* ITEMS *
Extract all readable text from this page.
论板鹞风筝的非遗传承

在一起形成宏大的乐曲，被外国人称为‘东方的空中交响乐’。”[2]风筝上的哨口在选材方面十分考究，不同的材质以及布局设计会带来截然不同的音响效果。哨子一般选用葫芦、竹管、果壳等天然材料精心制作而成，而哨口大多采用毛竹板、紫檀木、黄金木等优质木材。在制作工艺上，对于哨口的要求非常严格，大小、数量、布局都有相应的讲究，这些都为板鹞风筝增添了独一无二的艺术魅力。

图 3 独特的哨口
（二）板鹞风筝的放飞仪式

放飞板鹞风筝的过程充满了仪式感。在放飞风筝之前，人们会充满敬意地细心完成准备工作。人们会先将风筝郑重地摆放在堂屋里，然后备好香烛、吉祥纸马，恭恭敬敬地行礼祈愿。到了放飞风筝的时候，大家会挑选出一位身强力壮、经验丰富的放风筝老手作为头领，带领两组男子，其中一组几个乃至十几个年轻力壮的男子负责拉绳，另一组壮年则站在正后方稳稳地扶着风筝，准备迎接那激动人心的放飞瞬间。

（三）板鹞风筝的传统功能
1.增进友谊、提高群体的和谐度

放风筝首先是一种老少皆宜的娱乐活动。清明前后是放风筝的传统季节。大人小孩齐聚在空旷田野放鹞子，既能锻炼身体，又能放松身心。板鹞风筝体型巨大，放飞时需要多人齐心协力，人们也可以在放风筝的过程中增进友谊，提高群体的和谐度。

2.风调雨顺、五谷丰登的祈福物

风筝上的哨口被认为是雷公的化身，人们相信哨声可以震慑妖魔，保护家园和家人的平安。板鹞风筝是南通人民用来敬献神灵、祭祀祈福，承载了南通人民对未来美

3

* STATED GOAL *
Retype all of the entries precisely as they are.

* FULL SOLUTION *
Extract all readable text from this page.
论板鹞风筝的非遗传承

在一起形成宏大的乐曲，被外国人称为‘东方的空中交响乐’。”[2]风筝上的哨口在选材方面十分考究，不同的材质以及布局设计会带来截然不同的音响效果。哨子一般选用葫芦、竹管、果壳等天然材料精心制作而成，而哨口大多采用毛竹板、紫檀木、黄金木等优质木材。在制作工艺上，对于哨口的要求非常严格，大小、数量、布局都有相应的讲究，这些都为板鹞风筝增添了独一无二的艺术魅力。

图 3 独特的哨口
（二）板鹞风筝的放飞仪式

放飞板鹞风筝的过程充满了仪式感。在放飞风筝之前，人们会充满敬意地细心完成准备工作。人们会先将风筝郑重地摆放在堂屋里，然后备好香烛、吉祥纸马，恭恭敬敬地行礼祈愿。到了放飞风筝的时候，大家会挑选出一位身强力壮、经验丰富的放风筝老手作为头领，带领两组男子，其中一组几个乃至十几个年轻力壮的男子负责拉绳，另一组壮年则站在正后方稳稳地扶着风筝，准备迎接那激动人心的放飞瞬间。

（三）板鹞风筝的传统功能
1.增进友谊、提高群体的和谐度

放风筝首先是一种老少皆宜的娱乐活动。清明前后是放风筝的传统季节。大人小孩齐聚在空旷田野放鹞子，既能锻炼身体，又能放松身心。板鹞风筝体型巨大，放飞时需要多人齐心协力，人们也可以在放风筝的过程中增进友谊，提高群体的和谐度。

2.风调雨顺、五谷丰登的祈福物

风筝上的哨口被认为是雷公的化身，人们相信哨声可以震慑妖魔，保护家园和家人的平安。板鹞风筝是南通人民用来敬献神灵、祭祀祈福，承载了南通人民对未来美

3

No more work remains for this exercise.